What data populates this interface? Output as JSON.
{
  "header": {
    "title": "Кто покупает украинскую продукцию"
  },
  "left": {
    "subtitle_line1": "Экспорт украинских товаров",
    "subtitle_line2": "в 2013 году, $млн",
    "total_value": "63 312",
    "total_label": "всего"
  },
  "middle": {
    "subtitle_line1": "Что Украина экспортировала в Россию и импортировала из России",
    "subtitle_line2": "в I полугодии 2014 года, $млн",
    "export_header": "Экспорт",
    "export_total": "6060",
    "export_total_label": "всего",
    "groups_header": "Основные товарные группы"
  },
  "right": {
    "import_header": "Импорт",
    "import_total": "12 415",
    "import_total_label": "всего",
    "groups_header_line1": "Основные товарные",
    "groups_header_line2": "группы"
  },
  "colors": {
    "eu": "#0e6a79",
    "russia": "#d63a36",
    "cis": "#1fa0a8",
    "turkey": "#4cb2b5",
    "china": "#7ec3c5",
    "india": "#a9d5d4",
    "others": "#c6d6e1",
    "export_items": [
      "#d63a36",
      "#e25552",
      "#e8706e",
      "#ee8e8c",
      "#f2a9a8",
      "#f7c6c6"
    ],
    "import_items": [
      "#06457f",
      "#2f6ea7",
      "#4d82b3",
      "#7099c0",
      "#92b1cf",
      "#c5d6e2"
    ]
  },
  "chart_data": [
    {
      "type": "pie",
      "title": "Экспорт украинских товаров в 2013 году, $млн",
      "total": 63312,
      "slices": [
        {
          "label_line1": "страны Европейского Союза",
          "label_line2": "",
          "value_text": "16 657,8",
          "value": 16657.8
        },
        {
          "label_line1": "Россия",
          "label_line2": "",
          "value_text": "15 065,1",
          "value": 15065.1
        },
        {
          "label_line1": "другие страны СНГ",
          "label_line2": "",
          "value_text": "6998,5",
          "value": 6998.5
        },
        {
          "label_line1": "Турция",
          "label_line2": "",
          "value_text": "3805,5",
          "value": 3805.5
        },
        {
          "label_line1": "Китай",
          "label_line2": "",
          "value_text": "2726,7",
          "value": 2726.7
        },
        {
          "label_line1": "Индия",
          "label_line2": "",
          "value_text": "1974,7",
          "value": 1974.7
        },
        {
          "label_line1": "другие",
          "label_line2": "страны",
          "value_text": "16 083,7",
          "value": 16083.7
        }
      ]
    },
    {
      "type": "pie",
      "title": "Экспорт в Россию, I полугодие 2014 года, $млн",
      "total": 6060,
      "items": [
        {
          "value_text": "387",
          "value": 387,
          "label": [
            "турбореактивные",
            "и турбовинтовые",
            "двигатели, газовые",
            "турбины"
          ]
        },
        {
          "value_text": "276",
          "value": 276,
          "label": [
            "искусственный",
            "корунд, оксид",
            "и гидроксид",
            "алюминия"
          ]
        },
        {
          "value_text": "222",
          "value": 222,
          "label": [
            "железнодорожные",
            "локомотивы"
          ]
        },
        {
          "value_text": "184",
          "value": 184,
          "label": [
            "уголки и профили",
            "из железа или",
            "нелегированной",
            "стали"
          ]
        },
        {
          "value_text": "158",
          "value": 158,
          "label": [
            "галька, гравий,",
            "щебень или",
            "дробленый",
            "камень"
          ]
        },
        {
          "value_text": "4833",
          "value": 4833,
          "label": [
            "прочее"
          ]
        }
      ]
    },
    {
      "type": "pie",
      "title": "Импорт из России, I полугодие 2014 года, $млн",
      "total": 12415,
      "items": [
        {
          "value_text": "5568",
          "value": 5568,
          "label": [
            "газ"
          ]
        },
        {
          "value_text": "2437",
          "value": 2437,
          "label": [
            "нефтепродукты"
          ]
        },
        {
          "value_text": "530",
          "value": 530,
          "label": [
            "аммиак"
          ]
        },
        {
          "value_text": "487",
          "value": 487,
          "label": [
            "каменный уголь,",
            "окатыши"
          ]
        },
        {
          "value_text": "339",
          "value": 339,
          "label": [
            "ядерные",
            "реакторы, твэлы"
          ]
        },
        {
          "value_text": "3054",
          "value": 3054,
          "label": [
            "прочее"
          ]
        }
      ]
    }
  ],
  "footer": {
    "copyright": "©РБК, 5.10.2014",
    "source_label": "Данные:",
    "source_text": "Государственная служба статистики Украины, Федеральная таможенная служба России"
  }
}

• • •

» **WRITTEN PROBLEM**: Report each line of the material above where the word "другие" appears.

» **EXPECTED OUTPUT**:
          "label_line1": "другие страны СНГ",
          "label_line1": "другие",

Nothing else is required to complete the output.